# Provided material
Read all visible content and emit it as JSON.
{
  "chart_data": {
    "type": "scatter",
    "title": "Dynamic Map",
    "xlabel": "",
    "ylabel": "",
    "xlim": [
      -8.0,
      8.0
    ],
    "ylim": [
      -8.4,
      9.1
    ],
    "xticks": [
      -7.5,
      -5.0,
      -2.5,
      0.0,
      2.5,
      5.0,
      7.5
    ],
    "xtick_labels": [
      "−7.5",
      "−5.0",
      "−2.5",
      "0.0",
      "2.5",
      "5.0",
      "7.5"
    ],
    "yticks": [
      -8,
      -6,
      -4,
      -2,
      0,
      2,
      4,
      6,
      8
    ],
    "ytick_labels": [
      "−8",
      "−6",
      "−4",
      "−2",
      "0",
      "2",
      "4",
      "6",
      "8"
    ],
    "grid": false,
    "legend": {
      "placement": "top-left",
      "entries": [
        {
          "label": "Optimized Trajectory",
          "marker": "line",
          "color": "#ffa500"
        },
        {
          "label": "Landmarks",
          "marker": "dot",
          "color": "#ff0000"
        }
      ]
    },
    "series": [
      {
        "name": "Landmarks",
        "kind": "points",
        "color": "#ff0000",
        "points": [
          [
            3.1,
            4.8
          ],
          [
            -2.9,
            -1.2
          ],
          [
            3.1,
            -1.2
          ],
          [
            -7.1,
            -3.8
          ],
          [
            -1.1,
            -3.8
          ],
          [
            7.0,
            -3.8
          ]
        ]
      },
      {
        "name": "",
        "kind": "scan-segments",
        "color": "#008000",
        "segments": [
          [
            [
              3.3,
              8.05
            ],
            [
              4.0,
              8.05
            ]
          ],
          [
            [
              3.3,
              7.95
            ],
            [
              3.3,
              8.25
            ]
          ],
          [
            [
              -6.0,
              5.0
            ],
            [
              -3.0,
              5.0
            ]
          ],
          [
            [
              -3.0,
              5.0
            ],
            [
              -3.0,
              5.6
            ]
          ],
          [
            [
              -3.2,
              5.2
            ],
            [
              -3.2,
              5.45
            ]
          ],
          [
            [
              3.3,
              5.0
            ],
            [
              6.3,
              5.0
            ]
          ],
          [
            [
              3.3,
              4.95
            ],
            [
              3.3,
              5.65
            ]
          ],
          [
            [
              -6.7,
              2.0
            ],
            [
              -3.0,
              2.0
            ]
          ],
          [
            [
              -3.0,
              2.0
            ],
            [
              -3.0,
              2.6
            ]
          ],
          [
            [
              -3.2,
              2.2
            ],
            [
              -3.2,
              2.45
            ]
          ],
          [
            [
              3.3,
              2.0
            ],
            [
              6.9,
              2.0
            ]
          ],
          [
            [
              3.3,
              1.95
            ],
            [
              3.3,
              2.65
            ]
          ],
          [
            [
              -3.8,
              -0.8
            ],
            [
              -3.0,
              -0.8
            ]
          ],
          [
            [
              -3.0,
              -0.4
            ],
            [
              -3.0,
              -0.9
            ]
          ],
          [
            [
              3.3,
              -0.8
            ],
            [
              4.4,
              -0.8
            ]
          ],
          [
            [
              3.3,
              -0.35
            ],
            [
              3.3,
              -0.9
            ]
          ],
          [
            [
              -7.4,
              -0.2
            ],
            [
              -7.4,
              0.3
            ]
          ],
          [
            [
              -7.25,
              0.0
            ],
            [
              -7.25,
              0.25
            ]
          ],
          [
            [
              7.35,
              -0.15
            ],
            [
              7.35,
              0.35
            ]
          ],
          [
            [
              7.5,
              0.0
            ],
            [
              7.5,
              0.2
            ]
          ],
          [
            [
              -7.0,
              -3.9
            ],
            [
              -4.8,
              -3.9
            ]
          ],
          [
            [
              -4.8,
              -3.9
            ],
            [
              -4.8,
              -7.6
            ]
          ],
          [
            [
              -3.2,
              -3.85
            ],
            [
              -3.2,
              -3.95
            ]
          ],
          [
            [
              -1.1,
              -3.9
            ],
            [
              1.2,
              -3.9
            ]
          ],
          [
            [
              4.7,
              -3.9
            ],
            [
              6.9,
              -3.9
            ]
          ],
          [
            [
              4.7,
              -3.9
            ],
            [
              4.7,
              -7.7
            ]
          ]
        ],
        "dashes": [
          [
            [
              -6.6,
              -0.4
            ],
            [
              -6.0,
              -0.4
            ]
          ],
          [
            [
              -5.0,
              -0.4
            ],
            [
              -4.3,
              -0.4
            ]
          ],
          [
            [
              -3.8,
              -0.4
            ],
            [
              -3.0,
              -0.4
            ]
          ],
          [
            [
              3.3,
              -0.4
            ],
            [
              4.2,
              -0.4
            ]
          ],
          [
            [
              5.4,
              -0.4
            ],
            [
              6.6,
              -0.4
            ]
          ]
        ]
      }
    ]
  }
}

# Set exercise
All entries shown above should be printed again exactly.

# Problem solution
Read all visible content and emit it as JSON.
{
  "chart_data": {
    "type": "scatter",
    "title": "Dynamic Map",
    "xlabel": "",
    "ylabel": "",
    "xlim": [
      -8.0,
      8.0
    ],
    "ylim": [
      -8.4,
      9.1
    ],
    "xticks": [
      -7.5,
      -5.0,
      -2.5,
      0.0,
      2.5,
      5.0,
      7.5
    ],
    "xtick_labels": [
      "−7.5",
      "−5.0",
      "−2.5",
      "0.0",
      "2.5",
      "5.0",
      "7.5"
    ],
    "yticks": [
      -8,
      -6,
      -4,
      -2,
      0,
      2,
      4,
      6,
      8
    ],
    "ytick_labels": [
      "−8",
      "−6",
      "−4",
      "−2",
      "0",
      "2",
      "4",
      "6",
      "8"
    ],
    "grid": false,
    "legend": {
      "placement": "top-left",
      "entries": [
        {
          "label": "Optimized Trajectory",
          "marker": "line",
          "color": "#ffa500"
        },
        {
          "label": "Landmarks",
          "marker": "dot",
          "color": "#ff0000"
        }
      ]
    },
    "series": [
      {
        "name": "Landmarks",
        "kind": "points",
        "color": "#ff0000",
        "points": [
          [
            3.1,
            4.8
          ],
          [
            -2.9,
            -1.2
          ],
          [
            3.1,
            -1.2
          ],
          [
            -7.1,
            -3.8
          ],
          [
            -1.1,
            -3.8
          ],
          [
            7.0,
            -3.8
          ]
        ]
      },
      {
        "name": "",
        "kind": "scan-segments",
        "color": "#008000",
        "segments": [
          [
            [
              3.3,
              8.05
            ],
            [
              4.0,
              8.05
            ]
          ],
          [
            [
              3.3,
              7.95
            ],
            [
              3.3,
              8.25
            ]
          ],
          [
            [
              -6.0,
              5.0
            ],
            [
              -3.0,
              5.0
            ]
          ],
          [
            [
              -3.0,
              5.0
            ],
            [
              -3.0,
              5.6
            ]
          ],
          [
            [
              -3.2,
              5.2
            ],
            [
              -3.2,
              5.45
            ]
          ],
          [
            [
              3.3,
              5.0
            ],
            [
              6.3,
              5.0
            ]
          ],
          [
            [
              3.3,
              4.95
            ],
            [
              3.3,
              5.65
            ]
          ],
          [
            [
              -6.7,
              2.0
            ],
            [
              -3.0,
              2.0
            ]
          ],
          [
            [
              -3.0,
              2.0
            ],
            [
              -3.0,
              2.6
            ]
          ],
          [
            [
              -3.2,
              2.2
            ],
            [
              -3.2,
              2.45
            ]
          ],
          [
            [
              3.3,
              2.0
            ],
            [
              6.9,
              2.0
            ]
          ],
          [
            [
              3.3,
              1.95
            ],
            [
              3.3,
              2.65
            ]
          ],
          [
            [
              -3.8,
              -0.8
            ],
            [
              -3.0,
              -0.8
            ]
          ],
          [
            [
              -3.0,
              -0.4
            ],
            [
              -3.0,
              -0.9
            ]
          ],
          [
            [
              3.3,
              -0.8
            ],
            [
              4.4,
              -0.8
            ]
          ],
          [
            [
              3.3,
              -0.35
            ],
            [
              3.3,
              -0.9
            ]
          ],
          [
            [
              -7.4,
              -0.2
            ],
            [
              -7.4,
              0.3
            ]
          ],
          [
            [
              -7.25,
              0.0
            ],
            [
              -7.25,
              0.25
            ]
          ],
          [
            [
              7.35,
              -0.15
            ],
            [
              7.35,
              0.35
            ]
          ],
          [
            [
              7.5,
              0.0
            ],
            [
              7.5,
              0.2
            ]
          ],
          [
            [
              -7.0,
              -3.9
            ],
            [
              -4.8,
              -3.9
            ]
          ],
          [
            [
              -4.8,
              -3.9
            ],
            [
              -4.8,
              -7.6
            ]
          ],
          [
            [
              -3.2,
              -3.85
            ],
            [
              -3.2,
              -3.95
            ]
          ],
          [
            [
              -1.1,
              -3.9
            ],
            [
              1.2,
              -3.9
            ]
          ],
          [
            [
              4.7,
              -3.9
            ],
            [
              6.9,
              -3.9
            ]
          ],
          [
            [
              4.7,
              -3.9
            ],
            [
              4.7,
              -7.7
            ]
          ]
        ],
        "dashes": [
          [
            [
              -6.6,
              -0.4
            ],
            [
              -6.0,
              -0.4
            ]
          ],
          [
            [
              -5.0,
              -0.4
            ],
            [
              -4.3,
              -0.4
            ]
          ],
          [
            [
              -3.8,
              -0.4
            ],
            [
              -3.0,
              -0.4
            ]
          ],
          [
            [
              3.3,
              -0.4
            ],
            [
              4.2,
              -0.4
            ]
          ],
          [
            [
              5.4,
              -0.4
            ],
            [
              6.6,
              -0.4
            ]
          ]
        ]
      }
    ]
  }
}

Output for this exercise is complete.